Written request
Check every line of the entries below for the word "marketing", and copy the ones that have it.

================================

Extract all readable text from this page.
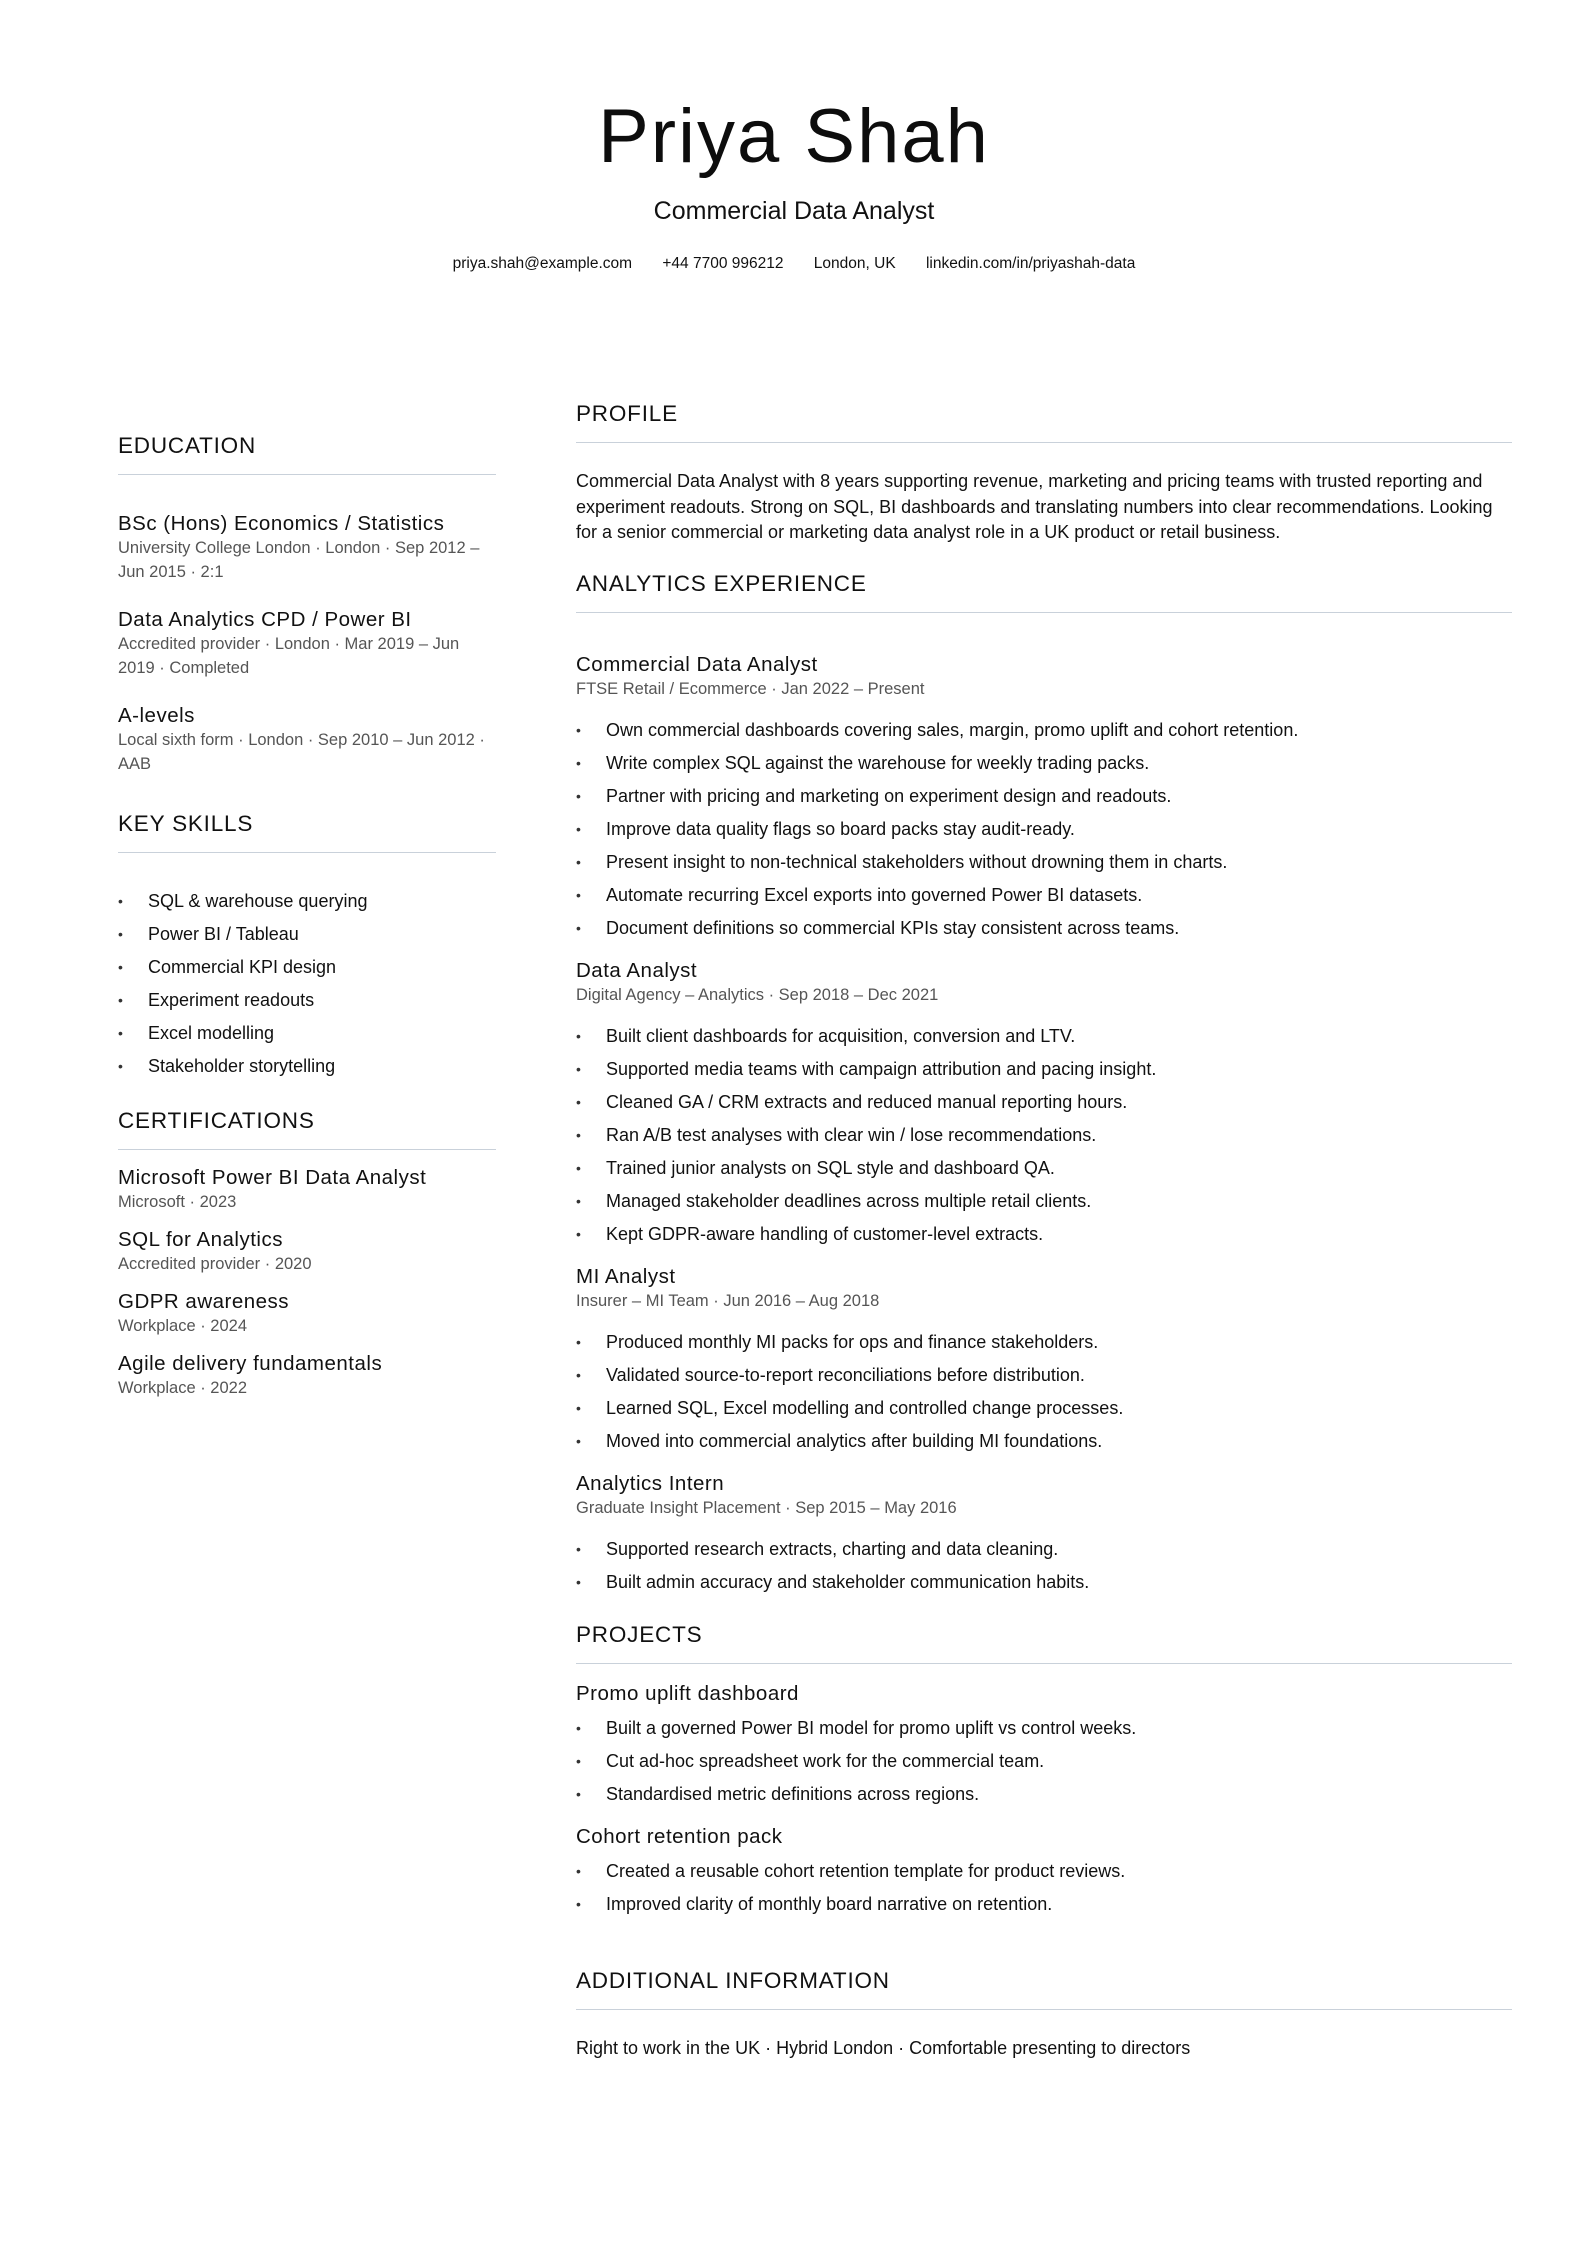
Priya Shah
Commercial Data Analyst
priya.shah@example.com +44 7700 996212 London, UK linkedin.com/in/priyashah-data
EDUCATION
BSc (Hons) Economics / Statistics
University College London · London · Sep 2012 – Jun 2015 · 2:1
Data Analytics CPD / Power BI
Accredited provider · London · Mar 2019 – Jun 2019 · Completed
A-levels
Local sixth form · London · Sep 2010 – Jun 2012 · AAB
KEY SKILLS
• SQL & warehouse querying
• Power BI / Tableau
• Commercial KPI design
• Experiment readouts
• Excel modelling
• Stakeholder storytelling
CERTIFICATIONS
Microsoft Power BI Data Analyst
Microsoft · 2023
SQL for Analytics
Accredited provider · 2020
GDPR awareness
Workplace · 2024
Agile delivery fundamentals
Workplace · 2022
PROFILE
Commercial Data Analyst with 8 years supporting revenue, marketing and pricing teams with trusted reporting and experiment readouts. Strong on SQL, BI dashboards and translating numbers into clear recommendations. Looking for a senior commercial or marketing data analyst role in a UK product or retail business.
ANALYTICS EXPERIENCE
Commercial Data Analyst
FTSE Retail / Ecommerce · Jan 2022 – Present
• Own commercial dashboards covering sales, margin, promo uplift and cohort retention.
• Write complex SQL against the warehouse for weekly trading packs.
• Partner with pricing and marketing on experiment design and readouts.
• Improve data quality flags so board packs stay audit-ready.
• Present insight to non-technical stakeholders without drowning them in charts.
• Automate recurring Excel exports into governed Power BI datasets.
• Document definitions so commercial KPIs stay consistent across teams.
Data Analyst
Digital Agency – Analytics · Sep 2018 – Dec 2021
• Built client dashboards for acquisition, conversion and LTV.
• Supported media teams with campaign attribution and pacing insight.
• Cleaned GA / CRM extracts and reduced manual reporting hours.
• Ran A/B test analyses with clear win / lose recommendations.
• Trained junior analysts on SQL style and dashboard QA.
• Managed stakeholder deadlines across multiple retail clients.
• Kept GDPR-aware handling of customer-level extracts.
MI Analyst
Insurer – MI Team · Jun 2016 – Aug 2018
• Produced monthly MI packs for ops and finance stakeholders.
• Validated source-to-report reconciliations before distribution.
• Learned SQL, Excel modelling and controlled change processes.
• Moved into commercial analytics after building MI foundations.
Analytics Intern
Graduate Insight Placement · Sep 2015 – May 2016
• Supported research extracts, charting and data cleaning.
• Built admin accuracy and stakeholder communication habits.
PROJECTS
Promo uplift dashboard
• Built a governed Power BI model for promo uplift vs control weeks.
• Cut ad-hoc spreadsheet work for the commercial team.
• Standardised metric definitions across regions.
Cohort retention pack
• Created a reusable cohort retention template for product reviews.
• Improved clarity of monthly board narrative on retention.
ADDITIONAL INFORMATION
Right to work in the UK · Hybrid London · Comfortable presenting to directors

================================

Written solution
Commercial Data Analyst with 8 years supporting revenue, marketing and pricing teams with trusted reporting and experiment readouts. Strong on SQL, BI dashboards and translating numbers into clear recommendations. Looking for a senior commercial or marketing data analyst role in a UK product or retail business.
• Partner with pricing and marketing on experiment design and readouts.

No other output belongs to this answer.